— Begin MATERIAL PROVIDED —
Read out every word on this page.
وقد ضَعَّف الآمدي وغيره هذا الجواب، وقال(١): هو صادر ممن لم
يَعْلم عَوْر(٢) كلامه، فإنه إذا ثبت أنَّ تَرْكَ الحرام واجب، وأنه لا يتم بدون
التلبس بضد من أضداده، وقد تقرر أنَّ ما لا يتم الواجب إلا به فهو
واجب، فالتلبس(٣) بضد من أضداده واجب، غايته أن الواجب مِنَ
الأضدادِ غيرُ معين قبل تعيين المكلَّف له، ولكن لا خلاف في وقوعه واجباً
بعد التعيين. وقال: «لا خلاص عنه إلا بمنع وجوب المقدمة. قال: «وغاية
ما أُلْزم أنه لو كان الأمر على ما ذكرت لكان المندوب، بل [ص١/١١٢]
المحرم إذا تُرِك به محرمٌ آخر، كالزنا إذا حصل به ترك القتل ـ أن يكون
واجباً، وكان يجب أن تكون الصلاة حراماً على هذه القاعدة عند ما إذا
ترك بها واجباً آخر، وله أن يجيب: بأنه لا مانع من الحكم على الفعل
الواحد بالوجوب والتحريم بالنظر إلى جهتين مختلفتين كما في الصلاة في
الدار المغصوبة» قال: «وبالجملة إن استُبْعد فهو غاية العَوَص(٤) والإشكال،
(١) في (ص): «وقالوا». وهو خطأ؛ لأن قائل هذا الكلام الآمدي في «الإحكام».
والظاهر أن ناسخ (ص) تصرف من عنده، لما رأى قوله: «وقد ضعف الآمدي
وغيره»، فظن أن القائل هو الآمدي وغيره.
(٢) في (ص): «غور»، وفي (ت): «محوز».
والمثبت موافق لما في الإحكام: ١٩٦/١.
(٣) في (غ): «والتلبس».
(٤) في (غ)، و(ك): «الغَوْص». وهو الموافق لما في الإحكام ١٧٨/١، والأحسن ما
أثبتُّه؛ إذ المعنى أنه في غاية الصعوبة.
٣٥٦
— End MATERIAL PROVIDED —
— Begin MATERIAL PROVIDED —
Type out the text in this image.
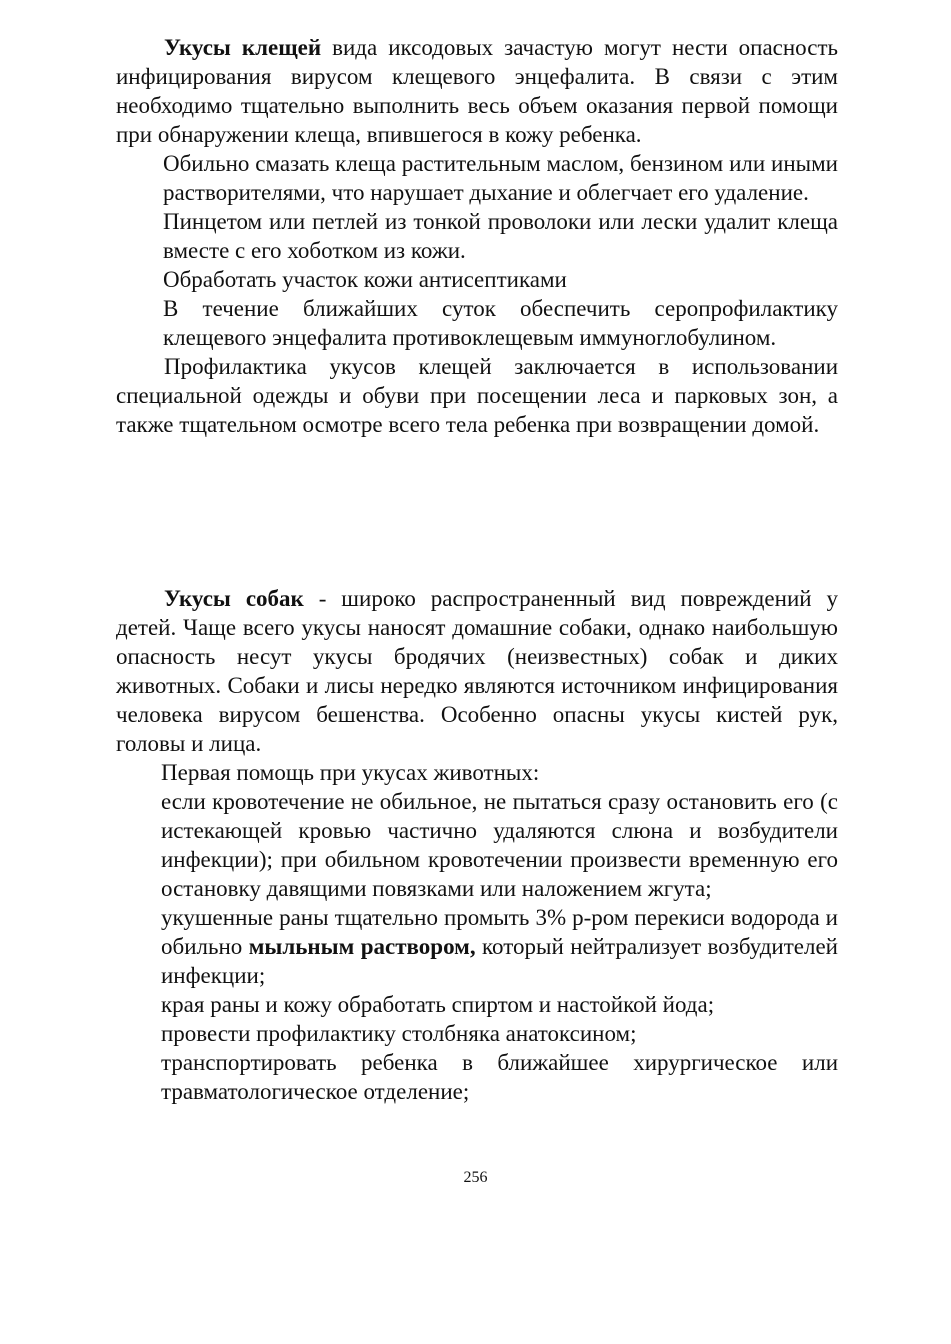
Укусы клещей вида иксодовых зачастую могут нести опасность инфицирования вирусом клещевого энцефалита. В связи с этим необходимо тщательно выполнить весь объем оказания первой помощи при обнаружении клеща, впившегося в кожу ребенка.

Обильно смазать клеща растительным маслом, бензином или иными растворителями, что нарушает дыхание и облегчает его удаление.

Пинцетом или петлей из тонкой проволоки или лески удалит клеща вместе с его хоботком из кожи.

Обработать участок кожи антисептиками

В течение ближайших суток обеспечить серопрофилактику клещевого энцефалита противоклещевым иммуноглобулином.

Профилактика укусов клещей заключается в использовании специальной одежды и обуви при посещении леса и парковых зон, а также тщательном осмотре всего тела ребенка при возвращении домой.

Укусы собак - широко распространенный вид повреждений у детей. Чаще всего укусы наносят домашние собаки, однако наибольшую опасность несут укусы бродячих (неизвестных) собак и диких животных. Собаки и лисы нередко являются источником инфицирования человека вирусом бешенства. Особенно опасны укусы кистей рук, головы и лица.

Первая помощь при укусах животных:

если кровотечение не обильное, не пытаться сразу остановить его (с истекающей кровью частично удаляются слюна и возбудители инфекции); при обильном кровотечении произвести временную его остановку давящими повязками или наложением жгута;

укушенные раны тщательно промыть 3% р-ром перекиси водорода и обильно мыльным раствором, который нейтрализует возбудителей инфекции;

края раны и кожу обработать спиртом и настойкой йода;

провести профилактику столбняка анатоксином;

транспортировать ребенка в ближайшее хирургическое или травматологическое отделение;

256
— End MATERIAL PROVIDED —
— Begin MATERIAL PROVIDED —
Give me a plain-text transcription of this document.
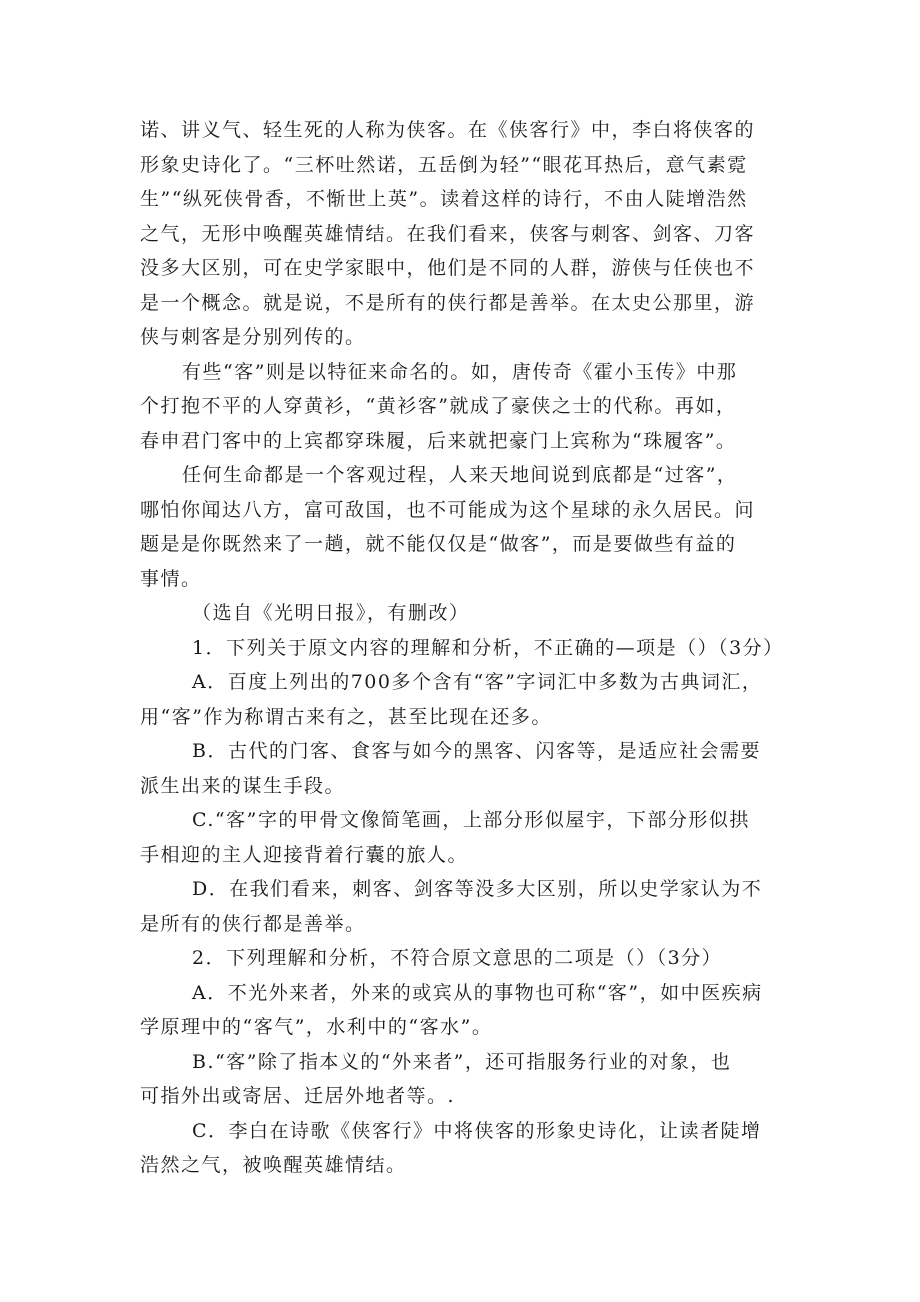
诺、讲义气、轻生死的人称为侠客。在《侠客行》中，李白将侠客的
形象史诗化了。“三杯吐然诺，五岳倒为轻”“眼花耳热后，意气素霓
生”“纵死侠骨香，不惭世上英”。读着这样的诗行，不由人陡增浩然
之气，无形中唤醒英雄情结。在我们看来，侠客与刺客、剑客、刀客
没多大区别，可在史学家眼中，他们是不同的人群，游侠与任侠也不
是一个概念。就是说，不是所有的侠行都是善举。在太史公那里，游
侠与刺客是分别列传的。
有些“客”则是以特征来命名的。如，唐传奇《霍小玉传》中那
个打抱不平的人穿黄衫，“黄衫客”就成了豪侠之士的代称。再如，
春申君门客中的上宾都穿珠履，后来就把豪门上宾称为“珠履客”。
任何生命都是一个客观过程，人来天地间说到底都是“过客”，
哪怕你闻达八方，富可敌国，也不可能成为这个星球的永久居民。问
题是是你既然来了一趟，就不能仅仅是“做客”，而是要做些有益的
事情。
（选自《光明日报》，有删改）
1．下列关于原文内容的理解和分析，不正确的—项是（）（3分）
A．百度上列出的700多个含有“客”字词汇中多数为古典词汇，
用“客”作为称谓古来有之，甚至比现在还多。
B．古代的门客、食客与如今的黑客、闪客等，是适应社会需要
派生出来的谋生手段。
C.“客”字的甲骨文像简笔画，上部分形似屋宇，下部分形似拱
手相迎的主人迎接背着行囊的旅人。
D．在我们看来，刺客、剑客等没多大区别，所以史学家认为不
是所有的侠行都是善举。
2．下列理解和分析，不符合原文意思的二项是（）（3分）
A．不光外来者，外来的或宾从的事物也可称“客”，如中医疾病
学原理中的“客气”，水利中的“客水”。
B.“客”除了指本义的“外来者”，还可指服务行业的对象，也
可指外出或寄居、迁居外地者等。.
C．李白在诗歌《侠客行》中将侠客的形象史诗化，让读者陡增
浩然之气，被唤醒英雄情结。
— End MATERIAL PROVIDED —
EXERCISE DIRECTIONS -> Give the number of lines above that hold the word "инфекции", and nothing more.

CORRECT ANSWER -> 2